### OBJECTIVE
Write out the entries below once more, exactly.

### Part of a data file

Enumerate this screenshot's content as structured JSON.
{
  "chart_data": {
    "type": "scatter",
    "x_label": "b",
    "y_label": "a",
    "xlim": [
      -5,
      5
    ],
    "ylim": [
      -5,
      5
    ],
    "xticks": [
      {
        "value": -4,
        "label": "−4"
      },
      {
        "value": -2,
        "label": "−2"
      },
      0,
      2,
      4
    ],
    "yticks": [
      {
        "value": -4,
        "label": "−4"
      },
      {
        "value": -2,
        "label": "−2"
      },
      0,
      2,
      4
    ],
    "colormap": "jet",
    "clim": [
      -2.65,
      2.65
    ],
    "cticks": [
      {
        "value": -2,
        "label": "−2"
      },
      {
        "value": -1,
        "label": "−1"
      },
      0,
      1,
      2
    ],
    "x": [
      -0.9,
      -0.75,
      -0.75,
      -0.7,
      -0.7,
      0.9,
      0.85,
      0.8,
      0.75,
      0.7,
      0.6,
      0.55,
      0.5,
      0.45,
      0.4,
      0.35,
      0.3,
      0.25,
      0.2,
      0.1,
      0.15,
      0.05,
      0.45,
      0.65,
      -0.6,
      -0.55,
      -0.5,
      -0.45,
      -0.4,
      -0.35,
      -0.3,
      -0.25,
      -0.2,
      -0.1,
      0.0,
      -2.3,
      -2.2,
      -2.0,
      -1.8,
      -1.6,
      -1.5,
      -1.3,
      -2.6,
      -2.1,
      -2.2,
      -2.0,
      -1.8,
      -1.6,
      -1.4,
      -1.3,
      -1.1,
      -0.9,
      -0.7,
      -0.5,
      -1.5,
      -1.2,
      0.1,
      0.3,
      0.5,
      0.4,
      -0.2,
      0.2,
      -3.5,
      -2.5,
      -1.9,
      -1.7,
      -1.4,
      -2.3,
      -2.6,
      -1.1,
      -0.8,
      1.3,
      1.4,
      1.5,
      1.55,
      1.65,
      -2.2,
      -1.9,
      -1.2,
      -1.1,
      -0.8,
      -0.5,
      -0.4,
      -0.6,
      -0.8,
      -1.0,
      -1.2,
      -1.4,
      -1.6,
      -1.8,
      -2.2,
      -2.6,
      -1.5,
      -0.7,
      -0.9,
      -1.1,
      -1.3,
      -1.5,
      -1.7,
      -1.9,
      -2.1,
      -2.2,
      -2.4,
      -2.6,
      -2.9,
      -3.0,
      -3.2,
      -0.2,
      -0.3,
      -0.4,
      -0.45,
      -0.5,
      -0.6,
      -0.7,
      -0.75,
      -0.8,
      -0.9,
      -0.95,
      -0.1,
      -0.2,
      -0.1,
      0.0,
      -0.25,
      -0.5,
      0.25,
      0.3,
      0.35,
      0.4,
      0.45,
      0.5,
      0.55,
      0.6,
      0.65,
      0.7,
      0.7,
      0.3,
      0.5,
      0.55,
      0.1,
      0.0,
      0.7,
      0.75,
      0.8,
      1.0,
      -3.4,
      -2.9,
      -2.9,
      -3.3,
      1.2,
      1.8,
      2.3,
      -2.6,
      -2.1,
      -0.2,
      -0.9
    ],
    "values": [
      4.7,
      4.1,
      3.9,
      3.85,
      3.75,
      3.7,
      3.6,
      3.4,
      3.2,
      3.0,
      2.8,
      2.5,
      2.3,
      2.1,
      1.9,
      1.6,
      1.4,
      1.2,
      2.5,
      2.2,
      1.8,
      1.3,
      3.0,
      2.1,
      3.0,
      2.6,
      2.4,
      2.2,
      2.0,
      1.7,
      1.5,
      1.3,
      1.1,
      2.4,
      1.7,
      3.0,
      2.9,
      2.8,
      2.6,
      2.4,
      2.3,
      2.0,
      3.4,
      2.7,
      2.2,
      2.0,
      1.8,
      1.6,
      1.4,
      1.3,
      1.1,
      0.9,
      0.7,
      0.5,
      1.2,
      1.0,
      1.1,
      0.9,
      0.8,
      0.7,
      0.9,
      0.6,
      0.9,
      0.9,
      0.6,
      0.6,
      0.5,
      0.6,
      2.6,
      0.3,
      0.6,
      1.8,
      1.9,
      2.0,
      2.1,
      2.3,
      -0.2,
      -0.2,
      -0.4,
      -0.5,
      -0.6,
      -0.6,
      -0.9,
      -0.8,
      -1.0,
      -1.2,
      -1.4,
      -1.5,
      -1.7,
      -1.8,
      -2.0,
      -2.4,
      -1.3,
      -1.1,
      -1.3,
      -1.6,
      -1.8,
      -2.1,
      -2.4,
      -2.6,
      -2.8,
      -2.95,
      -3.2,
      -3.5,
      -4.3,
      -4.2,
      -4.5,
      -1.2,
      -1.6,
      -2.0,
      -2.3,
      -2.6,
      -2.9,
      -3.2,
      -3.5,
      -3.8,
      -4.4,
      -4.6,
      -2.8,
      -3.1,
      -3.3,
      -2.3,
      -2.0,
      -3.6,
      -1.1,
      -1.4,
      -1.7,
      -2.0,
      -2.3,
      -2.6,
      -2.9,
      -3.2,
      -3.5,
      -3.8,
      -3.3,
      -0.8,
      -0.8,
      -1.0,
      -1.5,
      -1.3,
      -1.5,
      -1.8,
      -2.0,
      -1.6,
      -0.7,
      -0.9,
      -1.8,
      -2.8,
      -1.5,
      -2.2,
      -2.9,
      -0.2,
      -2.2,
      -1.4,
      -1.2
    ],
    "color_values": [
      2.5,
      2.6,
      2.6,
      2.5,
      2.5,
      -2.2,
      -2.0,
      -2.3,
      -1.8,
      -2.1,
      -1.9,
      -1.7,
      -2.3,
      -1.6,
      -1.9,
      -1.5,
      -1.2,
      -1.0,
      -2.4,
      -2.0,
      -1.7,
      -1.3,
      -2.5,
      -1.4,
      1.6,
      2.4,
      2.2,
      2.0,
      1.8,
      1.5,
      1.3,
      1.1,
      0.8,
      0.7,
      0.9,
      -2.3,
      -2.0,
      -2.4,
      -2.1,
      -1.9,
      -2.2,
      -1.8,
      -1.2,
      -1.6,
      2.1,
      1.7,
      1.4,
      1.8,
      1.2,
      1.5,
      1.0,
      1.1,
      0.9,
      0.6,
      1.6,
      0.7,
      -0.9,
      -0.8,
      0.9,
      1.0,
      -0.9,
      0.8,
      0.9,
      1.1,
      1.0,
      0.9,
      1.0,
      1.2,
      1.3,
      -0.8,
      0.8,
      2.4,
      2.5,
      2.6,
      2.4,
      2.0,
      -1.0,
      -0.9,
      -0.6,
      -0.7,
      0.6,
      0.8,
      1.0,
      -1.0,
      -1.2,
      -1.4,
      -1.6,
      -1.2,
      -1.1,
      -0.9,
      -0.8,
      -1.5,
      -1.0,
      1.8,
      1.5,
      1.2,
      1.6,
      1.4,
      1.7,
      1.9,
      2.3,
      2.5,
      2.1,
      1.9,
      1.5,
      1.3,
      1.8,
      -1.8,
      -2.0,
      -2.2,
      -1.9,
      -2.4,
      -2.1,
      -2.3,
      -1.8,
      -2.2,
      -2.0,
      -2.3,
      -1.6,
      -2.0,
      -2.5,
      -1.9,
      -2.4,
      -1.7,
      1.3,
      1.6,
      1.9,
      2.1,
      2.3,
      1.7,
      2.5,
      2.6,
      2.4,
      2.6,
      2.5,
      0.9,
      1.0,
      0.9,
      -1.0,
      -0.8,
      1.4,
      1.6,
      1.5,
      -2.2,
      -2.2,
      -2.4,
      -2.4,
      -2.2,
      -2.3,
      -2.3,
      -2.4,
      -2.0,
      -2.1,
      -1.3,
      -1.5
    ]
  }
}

### REPLY TO THE EXERCISE
Enumerate this screenshot's content as structured JSON.
{
  "chart_data": {
    "type": "scatter",
    "x_label": "b",
    "y_label": "a",
    "xlim": [
      -5,
      5
    ],
    "ylim": [
      -5,
      5
    ],
    "xticks": [
      {
        "value": -4,
        "label": "−4"
      },
      {
        "value": -2,
        "label": "−2"
      },
      0,
      2,
      4
    ],
    "yticks": [
      {
        "value": -4,
        "label": "−4"
      },
      {
        "value": -2,
        "label": "−2"
      },
      0,
      2,
      4
    ],
    "colormap": "jet",
    "clim": [
      -2.65,
      2.65
    ],
    "cticks": [
      {
        "value": -2,
        "label": "−2"
      },
      {
        "value": -1,
        "label": "−1"
      },
      0,
      1,
      2
    ],
    "x": [
      -0.9,
      -0.75,
      -0.75,
      -0.7,
      -0.7,
      0.9,
      0.85,
      0.8,
      0.75,
      0.7,
      0.6,
      0.55,
      0.5,
      0.45,
      0.4,
      0.35,
      0.3,
      0.25,
      0.2,
      0.1,
      0.15,
      0.05,
      0.45,
      0.65,
      -0.6,
      -0.55,
      -0.5,
      -0.45,
      -0.4,
      -0.35,
      -0.3,
      -0.25,
      -0.2,
      -0.1,
      0.0,
      -2.3,
      -2.2,
      -2.0,
      -1.8,
      -1.6,
      -1.5,
      -1.3,
      -2.6,
      -2.1,
      -2.2,
      -2.0,
      -1.8,
      -1.6,
      -1.4,
      -1.3,
      -1.1,
      -0.9,
      -0.7,
      -0.5,
      -1.5,
      -1.2,
      0.1,
      0.3,
      0.5,
      0.4,
      -0.2,
      0.2,
      -3.5,
      -2.5,
      -1.9,
      -1.7,
      -1.4,
      -2.3,
      -2.6,
      -1.1,
      -0.8,
      1.3,
      1.4,
      1.5,
      1.55,
      1.65,
      -2.2,
      -1.9,
      -1.2,
      -1.1,
      -0.8,
      -0.5,
      -0.4,
      -0.6,
      -0.8,
      -1.0,
      -1.2,
      -1.4,
      -1.6,
      -1.8,
      -2.2,
      -2.6,
      -1.5,
      -0.7,
      -0.9,
      -1.1,
      -1.3,
      -1.5,
      -1.7,
      -1.9,
      -2.1,
      -2.2,
      -2.4,
      -2.6,
      -2.9,
      -3.0,
      -3.2,
      -0.2,
      -0.3,
      -0.4,
      -0.45,
      -0.5,
      -0.6,
      -0.7,
      -0.75,
      -0.8,
      -0.9,
      -0.95,
      -0.1,
      -0.2,
      -0.1,
      0.0,
      -0.25,
      -0.5,
      0.25,
      0.3,
      0.35,
      0.4,
      0.45,
      0.5,
      0.55,
      0.6,
      0.65,
      0.7,
      0.7,
      0.3,
      0.5,
      0.55,
      0.1,
      0.0,
      0.7,
      0.75,
      0.8,
      1.0,
      -3.4,
      -2.9,
      -2.9,
      -3.3,
      1.2,
      1.8,
      2.3,
      -2.6,
      -2.1,
      -0.2,
      -0.9
    ],
    "values": [
      4.7,
      4.1,
      3.9,
      3.85,
      3.75,
      3.7,
      3.6,
      3.4,
      3.2,
      3.0,
      2.8,
      2.5,
      2.3,
      2.1,
      1.9,
      1.6,
      1.4,
      1.2,
      2.5,
      2.2,
      1.8,
      1.3,
      3.0,
      2.1,
      3.0,
      2.6,
      2.4,
      2.2,
      2.0,
      1.7,
      1.5,
      1.3,
      1.1,
      2.4,
      1.7,
      3.0,
      2.9,
      2.8,
      2.6,
      2.4,
      2.3,
      2.0,
      3.4,
      2.7,
      2.2,
      2.0,
      1.8,
      1.6,
      1.4,
      1.3,
      1.1,
      0.9,
      0.7,
      0.5,
      1.2,
      1.0,
      1.1,
      0.9,
      0.8,
      0.7,
      0.9,
      0.6,
      0.9,
      0.9,
      0.6,
      0.6,
      0.5,
      0.6,
      2.6,
      0.3,
      0.6,
      1.8,
      1.9,
      2.0,
      2.1,
      2.3,
      -0.2,
      -0.2,
      -0.4,
      -0.5,
      -0.6,
      -0.6,
      -0.9,
      -0.8,
      -1.0,
      -1.2,
      -1.4,
      -1.5,
      -1.7,
      -1.8,
      -2.0,
      -2.4,
      -1.3,
      -1.1,
      -1.3,
      -1.6,
      -1.8,
      -2.1,
      -2.4,
      -2.6,
      -2.8,
      -2.95,
      -3.2,
      -3.5,
      -4.3,
      -4.2,
      -4.5,
      -1.2,
      -1.6,
      -2.0,
      -2.3,
      -2.6,
      -2.9,
      -3.2,
      -3.5,
      -3.8,
      -4.4,
      -4.6,
      -2.8,
      -3.1,
      -3.3,
      -2.3,
      -2.0,
      -3.6,
      -1.1,
      -1.4,
      -1.7,
      -2.0,
      -2.3,
      -2.6,
      -2.9,
      -3.2,
      -3.5,
      -3.8,
      -3.3,
      -0.8,
      -0.8,
      -1.0,
      -1.5,
      -1.3,
      -1.5,
      -1.8,
      -2.0,
      -1.6,
      -0.7,
      -0.9,
      -1.8,
      -2.8,
      -1.5,
      -2.2,
      -2.9,
      -0.2,
      -2.2,
      -1.4,
      -1.2
    ],
    "color_values": [
      2.5,
      2.6,
      2.6,
      2.5,
      2.5,
      -2.2,
      -2.0,
      -2.3,
      -1.8,
      -2.1,
      -1.9,
      -1.7,
      -2.3,
      -1.6,
      -1.9,
      -1.5,
      -1.2,
      -1.0,
      -2.4,
      -2.0,
      -1.7,
      -1.3,
      -2.5,
      -1.4,
      1.6,
      2.4,
      2.2,
      2.0,
      1.8,
      1.5,
      1.3,
      1.1,
      0.8,
      0.7,
      0.9,
      -2.3,
      -2.0,
      -2.4,
      -2.1,
      -1.9,
      -2.2,
      -1.8,
      -1.2,
      -1.6,
      2.1,
      1.7,
      1.4,
      1.8,
      1.2,
      1.5,
      1.0,
      1.1,
      0.9,
      0.6,
      1.6,
      0.7,
      -0.9,
      -0.8,
      0.9,
      1.0,
      -0.9,
      0.8,
      0.9,
      1.1,
      1.0,
      0.9,
      1.0,
      1.2,
      1.3,
      -0.8,
      0.8,
      2.4,
      2.5,
      2.6,
      2.4,
      2.0,
      -1.0,
      -0.9,
      -0.6,
      -0.7,
      0.6,
      0.8,
      1.0,
      -1.0,
      -1.2,
      -1.4,
      -1.6,
      -1.2,
      -1.1,
      -0.9,
      -0.8,
      -1.5,
      -1.0,
      1.8,
      1.5,
      1.2,
      1.6,
      1.4,
      1.7,
      1.9,
      2.3,
      2.5,
      2.1,
      1.9,
      1.5,
      1.3,
      1.8,
      -1.8,
      -2.0,
      -2.2,
      -1.9,
      -2.4,
      -2.1,
      -2.3,
      -1.8,
      -2.2,
      -2.0,
      -2.3,
      -1.6,
      -2.0,
      -2.5,
      -1.9,
      -2.4,
      -1.7,
      1.3,
      1.6,
      1.9,
      2.1,
      2.3,
      1.7,
      2.5,
      2.6,
      2.4,
      2.6,
      2.5,
      0.9,
      1.0,
      0.9,
      -1.0,
      -0.8,
      1.4,
      1.6,
      1.5,
      -2.2,
      -2.2,
      -2.4,
      -2.4,
      -2.2,
      -2.3,
      -2.3,
      -2.4,
      -2.0,
      -2.1,
      -1.3,
      -1.5
    ]
  }
}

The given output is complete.